◆ REQUIRED WORK: In the entries, find all lines that hold the word "China" and copy them.

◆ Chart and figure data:
>>>>

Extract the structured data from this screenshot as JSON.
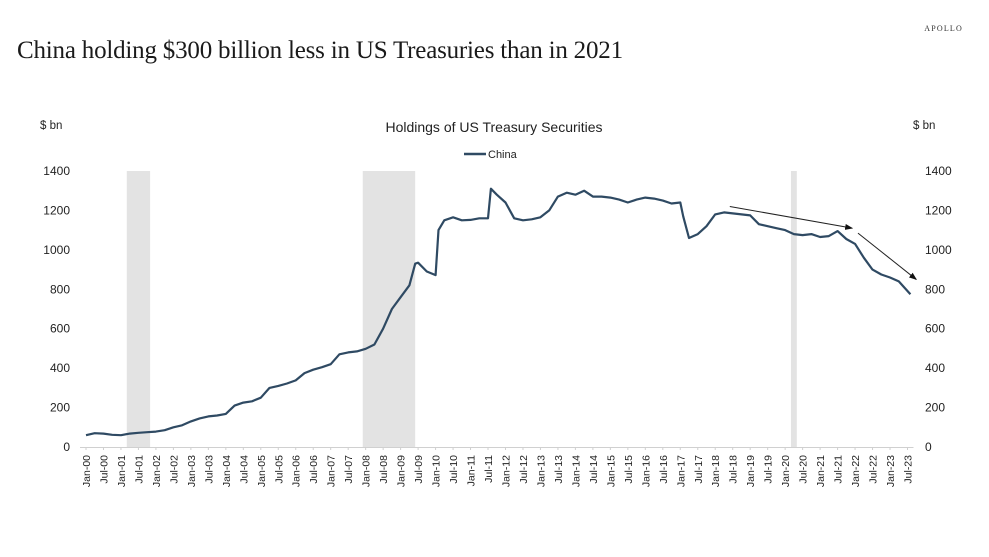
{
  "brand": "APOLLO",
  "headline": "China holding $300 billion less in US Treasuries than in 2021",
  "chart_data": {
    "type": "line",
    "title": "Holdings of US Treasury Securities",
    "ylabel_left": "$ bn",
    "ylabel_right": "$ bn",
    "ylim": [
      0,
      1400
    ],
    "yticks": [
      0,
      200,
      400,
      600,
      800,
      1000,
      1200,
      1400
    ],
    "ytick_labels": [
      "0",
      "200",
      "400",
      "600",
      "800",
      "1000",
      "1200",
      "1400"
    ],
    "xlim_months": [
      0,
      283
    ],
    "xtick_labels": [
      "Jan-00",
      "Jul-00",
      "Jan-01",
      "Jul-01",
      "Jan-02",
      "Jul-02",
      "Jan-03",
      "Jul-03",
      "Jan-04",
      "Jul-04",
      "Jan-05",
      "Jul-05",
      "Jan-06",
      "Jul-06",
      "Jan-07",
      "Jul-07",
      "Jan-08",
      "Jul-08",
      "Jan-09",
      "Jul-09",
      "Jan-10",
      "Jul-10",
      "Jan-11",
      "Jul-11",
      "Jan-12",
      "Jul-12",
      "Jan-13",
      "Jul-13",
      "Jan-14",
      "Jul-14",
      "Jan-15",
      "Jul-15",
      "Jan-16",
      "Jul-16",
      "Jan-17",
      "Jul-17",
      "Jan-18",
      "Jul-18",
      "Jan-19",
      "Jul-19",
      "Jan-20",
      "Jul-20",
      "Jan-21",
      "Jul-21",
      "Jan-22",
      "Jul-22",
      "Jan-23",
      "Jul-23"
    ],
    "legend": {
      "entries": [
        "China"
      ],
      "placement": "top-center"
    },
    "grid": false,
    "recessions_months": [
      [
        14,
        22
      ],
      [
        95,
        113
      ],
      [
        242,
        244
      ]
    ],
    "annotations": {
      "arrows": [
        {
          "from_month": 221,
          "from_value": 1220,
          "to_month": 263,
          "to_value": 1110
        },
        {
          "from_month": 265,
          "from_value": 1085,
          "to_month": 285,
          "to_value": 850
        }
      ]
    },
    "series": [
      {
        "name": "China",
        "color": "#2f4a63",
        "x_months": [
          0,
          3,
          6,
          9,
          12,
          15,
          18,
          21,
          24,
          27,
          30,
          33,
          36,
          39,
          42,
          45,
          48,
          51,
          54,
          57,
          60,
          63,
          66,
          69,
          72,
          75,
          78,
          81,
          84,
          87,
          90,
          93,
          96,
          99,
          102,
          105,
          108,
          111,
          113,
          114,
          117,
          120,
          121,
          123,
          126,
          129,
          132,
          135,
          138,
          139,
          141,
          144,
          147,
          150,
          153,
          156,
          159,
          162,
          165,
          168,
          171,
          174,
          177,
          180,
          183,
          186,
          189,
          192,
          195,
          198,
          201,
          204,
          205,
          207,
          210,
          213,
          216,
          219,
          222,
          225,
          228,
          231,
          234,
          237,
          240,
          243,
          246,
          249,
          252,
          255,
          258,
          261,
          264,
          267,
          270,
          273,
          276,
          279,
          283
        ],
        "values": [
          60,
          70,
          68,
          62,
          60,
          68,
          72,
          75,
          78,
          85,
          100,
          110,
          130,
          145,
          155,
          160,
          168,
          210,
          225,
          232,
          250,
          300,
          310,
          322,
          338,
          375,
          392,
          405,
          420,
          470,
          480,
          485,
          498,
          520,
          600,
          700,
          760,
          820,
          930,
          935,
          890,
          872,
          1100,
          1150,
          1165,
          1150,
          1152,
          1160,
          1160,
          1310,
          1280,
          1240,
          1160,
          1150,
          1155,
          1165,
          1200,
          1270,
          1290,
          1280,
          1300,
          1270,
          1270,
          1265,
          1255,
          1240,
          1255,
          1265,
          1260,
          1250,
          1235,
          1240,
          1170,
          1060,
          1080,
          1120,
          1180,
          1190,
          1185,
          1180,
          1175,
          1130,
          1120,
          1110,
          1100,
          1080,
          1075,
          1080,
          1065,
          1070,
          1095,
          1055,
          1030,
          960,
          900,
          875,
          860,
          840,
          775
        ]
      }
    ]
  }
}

<<<<

◆ SOLUTION:
  "headline": "China holding $300 billion less in US Treasuries than in 2021",
        "China"
        "name": "China",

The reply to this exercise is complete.